[Extracted data entries]
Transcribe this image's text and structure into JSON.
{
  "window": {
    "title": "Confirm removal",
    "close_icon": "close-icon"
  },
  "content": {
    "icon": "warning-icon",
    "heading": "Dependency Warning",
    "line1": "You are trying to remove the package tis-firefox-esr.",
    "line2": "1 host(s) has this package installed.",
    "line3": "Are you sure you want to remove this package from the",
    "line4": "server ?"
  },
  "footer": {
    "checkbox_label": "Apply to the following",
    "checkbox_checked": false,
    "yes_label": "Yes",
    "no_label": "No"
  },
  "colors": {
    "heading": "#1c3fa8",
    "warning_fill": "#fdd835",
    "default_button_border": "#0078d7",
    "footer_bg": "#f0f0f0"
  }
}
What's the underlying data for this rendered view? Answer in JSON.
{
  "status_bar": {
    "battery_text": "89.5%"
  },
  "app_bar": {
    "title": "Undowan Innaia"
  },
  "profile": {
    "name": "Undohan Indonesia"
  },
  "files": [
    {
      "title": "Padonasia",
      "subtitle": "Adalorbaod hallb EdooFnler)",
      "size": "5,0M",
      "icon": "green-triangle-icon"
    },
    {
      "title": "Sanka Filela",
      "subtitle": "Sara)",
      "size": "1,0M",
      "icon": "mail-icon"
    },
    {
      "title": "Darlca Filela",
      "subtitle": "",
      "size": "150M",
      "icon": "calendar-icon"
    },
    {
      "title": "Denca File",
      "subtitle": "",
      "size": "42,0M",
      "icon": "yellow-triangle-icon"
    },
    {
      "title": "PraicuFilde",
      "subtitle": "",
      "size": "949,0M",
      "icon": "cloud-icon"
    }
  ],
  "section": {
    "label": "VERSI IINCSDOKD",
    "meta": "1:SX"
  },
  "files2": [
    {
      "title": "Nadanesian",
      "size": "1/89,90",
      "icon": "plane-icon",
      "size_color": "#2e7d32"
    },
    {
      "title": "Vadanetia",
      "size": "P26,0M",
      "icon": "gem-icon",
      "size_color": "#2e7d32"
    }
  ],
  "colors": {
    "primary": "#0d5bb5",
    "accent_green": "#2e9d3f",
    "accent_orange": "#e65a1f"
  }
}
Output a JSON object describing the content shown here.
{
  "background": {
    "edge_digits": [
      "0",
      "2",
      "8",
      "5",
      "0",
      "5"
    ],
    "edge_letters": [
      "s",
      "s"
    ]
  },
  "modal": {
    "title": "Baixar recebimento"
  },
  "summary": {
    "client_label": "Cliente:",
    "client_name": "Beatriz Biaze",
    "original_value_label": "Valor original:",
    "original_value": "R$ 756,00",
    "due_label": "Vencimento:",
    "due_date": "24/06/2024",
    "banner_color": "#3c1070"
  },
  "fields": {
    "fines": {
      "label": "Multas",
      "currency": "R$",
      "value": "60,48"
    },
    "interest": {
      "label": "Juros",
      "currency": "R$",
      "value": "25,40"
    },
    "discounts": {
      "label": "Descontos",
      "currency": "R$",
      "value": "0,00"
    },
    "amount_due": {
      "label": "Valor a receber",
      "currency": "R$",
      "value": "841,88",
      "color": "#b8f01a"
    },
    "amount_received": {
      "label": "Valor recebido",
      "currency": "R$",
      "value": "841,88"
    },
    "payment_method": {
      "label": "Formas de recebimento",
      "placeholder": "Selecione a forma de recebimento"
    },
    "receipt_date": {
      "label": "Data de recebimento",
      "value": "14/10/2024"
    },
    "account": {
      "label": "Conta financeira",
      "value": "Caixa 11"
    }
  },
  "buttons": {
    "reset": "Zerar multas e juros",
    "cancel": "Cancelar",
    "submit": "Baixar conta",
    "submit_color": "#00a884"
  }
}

_Description of the task_:
All of the entries must be written out exactly as they stand.

_Solution for this task_:
Transcribe this image's text and structure into JSON.
{
  "window": {
    "title": "Confirm removal",
    "close_icon": "close-icon"
  },
  "content": {
    "icon": "warning-icon",
    "heading": "Dependency Warning",
    "line1": "You are trying to remove the package tis-firefox-esr.",
    "line2": "1 host(s) has this package installed.",
    "line3": "Are you sure you want to remove this package from the",
    "line4": "server ?"
  },
  "footer": {
    "checkbox_label": "Apply to the following",
    "checkbox_checked": false,
    "yes_label": "Yes",
    "no_label": "No"
  },
  "colors": {
    "heading": "#1c3fa8",
    "warning_fill": "#fdd835",
    "default_button_border": "#0078d7",
    "footer_bg": "#f0f0f0"
  }
}
What's the underlying data for this rendered view? Answer in JSON.
{
  "status_bar": {
    "battery_text": "89.5%"
  },
  "app_bar": {
    "title": "Undowan Innaia"
  },
  "profile": {
    "name": "Undohan Indonesia"
  },
  "files": [
    {
      "title": "Padonasia",
      "subtitle": "Adalorbaod hallb EdooFnler)",
      "size": "5,0M",
      "icon": "green-triangle-icon"
    },
    {
      "title": "Sanka Filela",
      "subtitle": "Sara)",
      "size": "1,0M",
      "icon": "mail-icon"
    },
    {
      "title": "Darlca Filela",
      "subtitle": "",
      "size": "150M",
      "icon": "calendar-icon"
    },
    {
      "title": "Denca File",
      "subtitle": "",
      "size": "42,0M",
      "icon": "yellow-triangle-icon"
    },
    {
      "title": "PraicuFilde",
      "subtitle": "",
      "size": "949,0M",
      "icon": "cloud-icon"
    }
  ],
  "section": {
    "label": "VERSI IINCSDOKD",
    "meta": "1:SX"
  },
  "files2": [
    {
      "title": "Nadanesian",
      "size": "1/89,90",
      "icon": "plane-icon",
      "size_color": "#2e7d32"
    },
    {
      "title": "Vadanetia",
      "size": "P26,0M",
      "icon": "gem-icon",
      "size_color": "#2e7d32"
    }
  ],
  "colors": {
    "primary": "#0d5bb5",
    "accent_green": "#2e9d3f",
    "accent_orange": "#e65a1f"
  }
}
Output a JSON object describing the content shown here.
{
  "background": {
    "edge_digits": [
      "0",
      "2",
      "8",
      "5",
      "0",
      "5"
    ],
    "edge_letters": [
      "s",
      "s"
    ]
  },
  "modal": {
    "title": "Baixar recebimento"
  },
  "summary": {
    "client_label": "Cliente:",
    "client_name": "Beatriz Biaze",
    "original_value_label": "Valor original:",
    "original_value": "R$ 756,00",
    "due_label": "Vencimento:",
    "due_date": "24/06/2024",
    "banner_color": "#3c1070"
  },
  "fields": {
    "fines": {
      "label": "Multas",
      "currency": "R$",
      "value": "60,48"
    },
    "interest": {
      "label": "Juros",
      "currency": "R$",
      "value": "25,40"
    },
    "discounts": {
      "label": "Descontos",
      "currency": "R$",
      "value": "0,00"
    },
    "amount_due": {
      "label": "Valor a receber",
      "currency": "R$",
      "value": "841,88",
      "color": "#b8f01a"
    },
    "amount_received": {
      "label": "Valor recebido",
      "currency": "R$",
      "value": "841,88"
    },
    "payment_method": {
      "label": "Formas de recebimento",
      "placeholder": "Selecione a forma de recebimento"
    },
    "receipt_date": {
      "label": "Data de recebimento",
      "value": "14/10/2024"
    },
    "account": {
      "label": "Conta financeira",
      "value": "Caixa 11"
    }
  },
  "buttons": {
    "reset": "Zerar multas e juros",
    "cancel": "Cancelar",
    "submit": "Baixar conta",
    "submit_color": "#00a884"
  }
}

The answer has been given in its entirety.